-- START --

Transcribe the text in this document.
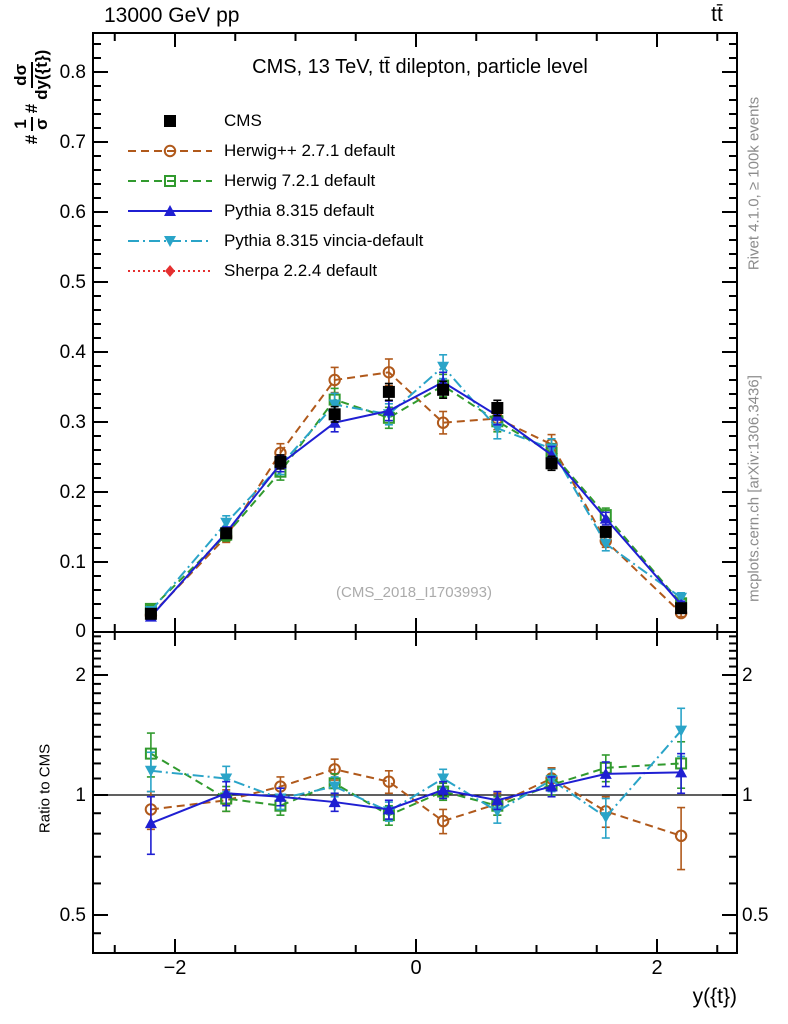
13000 GeV pp	tt̄
CMS, 13 TeV, tt̄ dilepton, particle level
(CMS_2018_I1703993)
Rivet 4.1.0, ≥ 100k events
mcplots.cern.ch [arXiv:1306.3436]
#
1 σ
#
dσ dy({t})
Ratio to CMS
y({t})
0
CMS
Herwig++ 2.7.1 default
Herwig 7.2.1 default
Pythia 8.315 default
Pythia 8.315 vincia-default
Sherpa 2.2.4 default
0.8
0.7
0.6
0.5
0.4
0.3
0.2
0.1
2	2
1	1
0.5	0.5
−2	0	2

-- END --

*Description of the task*.
Work out the count of lines containing the word "Pythia", then write only that count.

*In response*.
2